%%
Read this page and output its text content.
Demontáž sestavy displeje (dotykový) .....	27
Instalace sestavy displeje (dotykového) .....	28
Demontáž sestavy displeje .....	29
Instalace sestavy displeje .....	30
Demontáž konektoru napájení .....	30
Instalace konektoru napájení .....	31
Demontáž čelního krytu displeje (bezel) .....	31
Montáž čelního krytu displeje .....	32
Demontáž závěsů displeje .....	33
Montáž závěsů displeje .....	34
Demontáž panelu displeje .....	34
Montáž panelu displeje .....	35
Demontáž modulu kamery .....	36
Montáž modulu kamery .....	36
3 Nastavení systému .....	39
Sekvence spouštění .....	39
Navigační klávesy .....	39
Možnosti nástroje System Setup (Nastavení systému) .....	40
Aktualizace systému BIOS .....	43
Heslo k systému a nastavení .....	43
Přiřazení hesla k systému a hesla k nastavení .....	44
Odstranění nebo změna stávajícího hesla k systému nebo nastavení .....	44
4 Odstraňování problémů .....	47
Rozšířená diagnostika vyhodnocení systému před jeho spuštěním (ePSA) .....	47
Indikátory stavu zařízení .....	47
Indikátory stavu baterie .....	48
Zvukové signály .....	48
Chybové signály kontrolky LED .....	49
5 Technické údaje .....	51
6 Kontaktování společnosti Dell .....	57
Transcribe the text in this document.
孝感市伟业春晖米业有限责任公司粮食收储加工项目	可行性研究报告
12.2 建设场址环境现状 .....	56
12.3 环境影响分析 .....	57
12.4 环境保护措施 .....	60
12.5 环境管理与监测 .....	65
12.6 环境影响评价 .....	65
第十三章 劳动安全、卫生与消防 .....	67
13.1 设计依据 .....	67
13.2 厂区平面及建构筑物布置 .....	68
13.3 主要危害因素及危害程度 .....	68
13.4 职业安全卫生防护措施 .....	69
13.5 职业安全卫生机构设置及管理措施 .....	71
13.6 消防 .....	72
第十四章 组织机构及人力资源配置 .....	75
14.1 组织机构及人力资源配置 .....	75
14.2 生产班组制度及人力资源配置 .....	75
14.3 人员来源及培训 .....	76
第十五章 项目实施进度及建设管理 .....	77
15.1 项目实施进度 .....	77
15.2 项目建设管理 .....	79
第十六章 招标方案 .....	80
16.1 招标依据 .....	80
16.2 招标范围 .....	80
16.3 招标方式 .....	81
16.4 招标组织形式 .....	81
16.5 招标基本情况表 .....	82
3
%%
__TASK TO COMPLETE__
Check every line of the data above for the string "stavu", and copy those that have it.

__THE REPLY__
Indikátory stavu zařízení .....	47
Indikátory stavu baterie .....	48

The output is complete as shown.